CONSEGNA:
Ricopia parola per parola il tratto del brano sulle tragedie che va da "Poi ci sono" fino a "Dario ha detto...".

BRANO DA LEGGERE:

■ ■ ■ ■

Poi ci sono altri tipi di tragedie in cui apparentemente il libero arbitrio umano non sembra essere coinvolto ma se si va a guardare in profondità oggettivamente si può trovare anche lì. Prendiamo un esempio: Pompei. Un'eruzione vulcanica, che colpa ne avevano i pompeiani? Il fatto è che quando uno fonda una città alle pendici di un vulcano gli può anche andare bene per secoli ma poi non si può lamentare se questo erutta.

Dario ha detto...

(ho dovuto spezzare il commento in due perché c'è un limite massimo di caratteri)

Restano fuori le tragedie in cui l'uomo non ha davvero voce in capitolo (ma anche qui oggettivamente è difficile dirlo, perché se ad esempio uno tsunami è causato dai cambiamenti climatici, si può escludere che non ci sia sempre l'uomo alla base dei cambiamenti climatici?) e che forse sono le più interessanti da trattare nonché quelle più in tema. Prendiamo un esempio dalla Bibbia: Sodoma, lì è spiegato il perché della tragedia. C'è poi da fare una premessa a questo e cioè che se uno crede ad una vita dopo la morte, la morte diventa una tragedia relativa ma non mi dilungherei su questo per non andare fuori tema. Un esempio di tragedia quindi può essere attribuita ad una razione di Dio ad un comportamento troppo abbietto (in difesa tra l'altro degli altri esseri umani, non dimentichiamo come, dalla descrizione della Bibbia, i sodomiti fossero usi a pratiche come lo stupro di gruppo). Quante volte di fronte ad un comportamento umano ci si chiede perché Dio non intervenga, a questo punto diventerebbe ipocrita lamentarsi di Lui quando effettivamente interviene.

■ ■ ■ ■

DATI FORNITI:
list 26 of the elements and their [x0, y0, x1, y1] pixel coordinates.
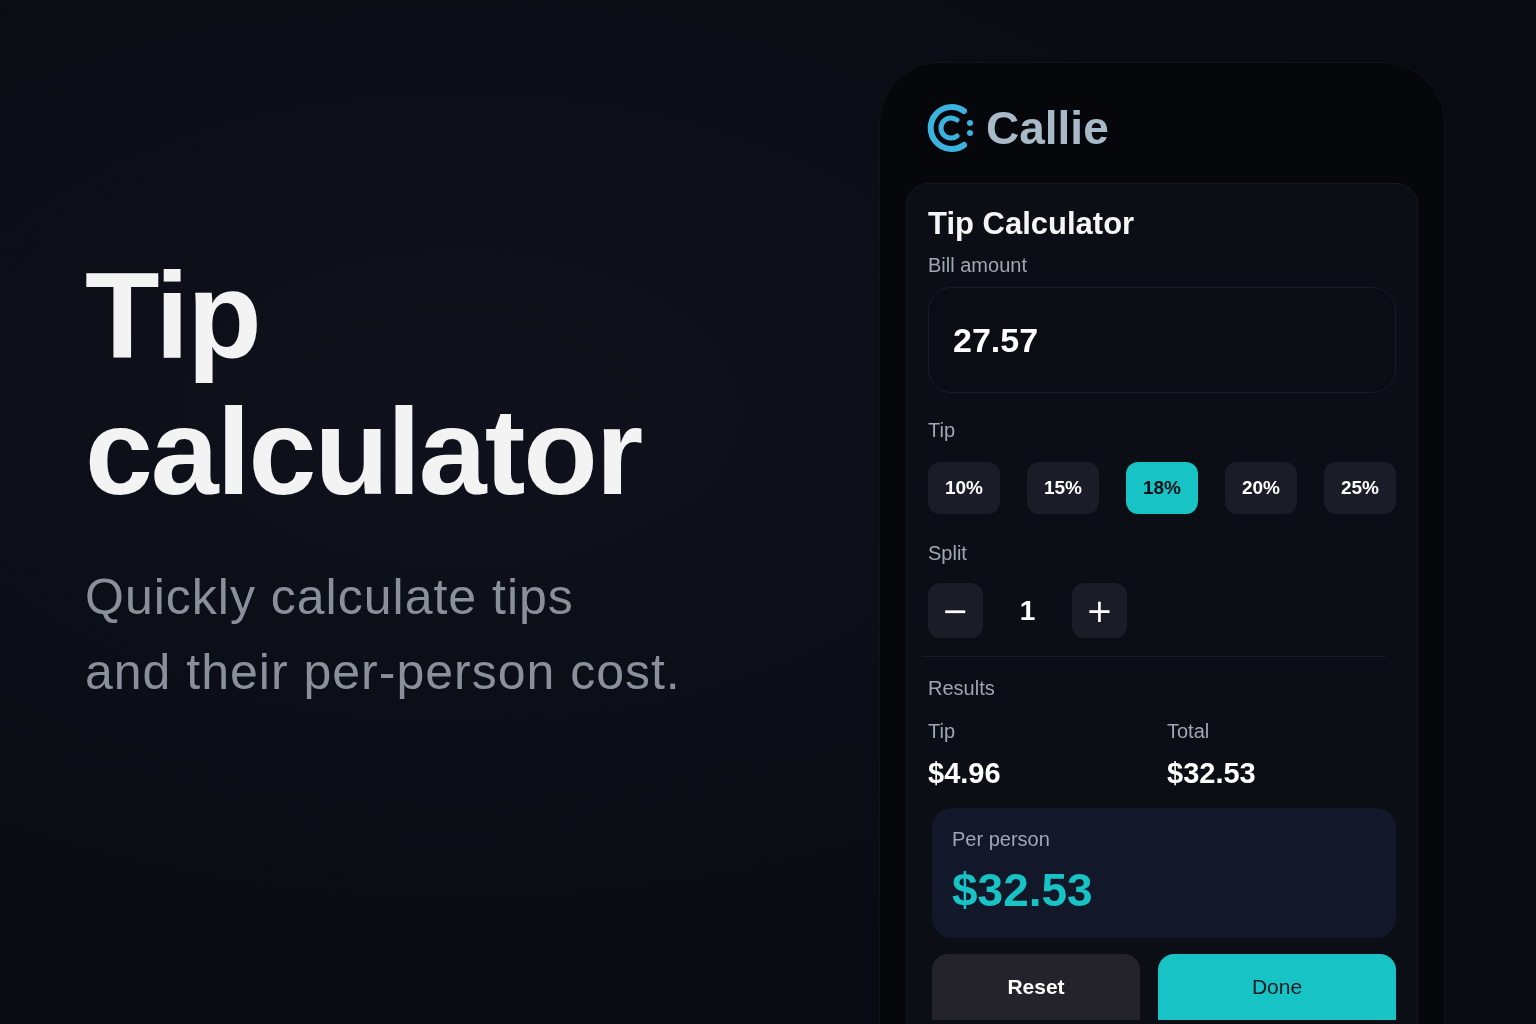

■ ■ ■ ■

SOLUZIONE:
Poi ci sono altri tipi di tragedie in cui apparentemente il libero arbitrio umano non sembra essere coinvolto ma se si va a guardare in profondità oggettivamente si può trovare anche lì. Prendiamo un esempio: Pompei. Un'eruzione vulcanica, che colpa ne avevano i pompeiani? Il fatto è che quando uno fonda una città alle pendici di un vulcano gli può anche andare bene per secoli ma poi non si può lamentare se questo erutta.

Dario ha detto...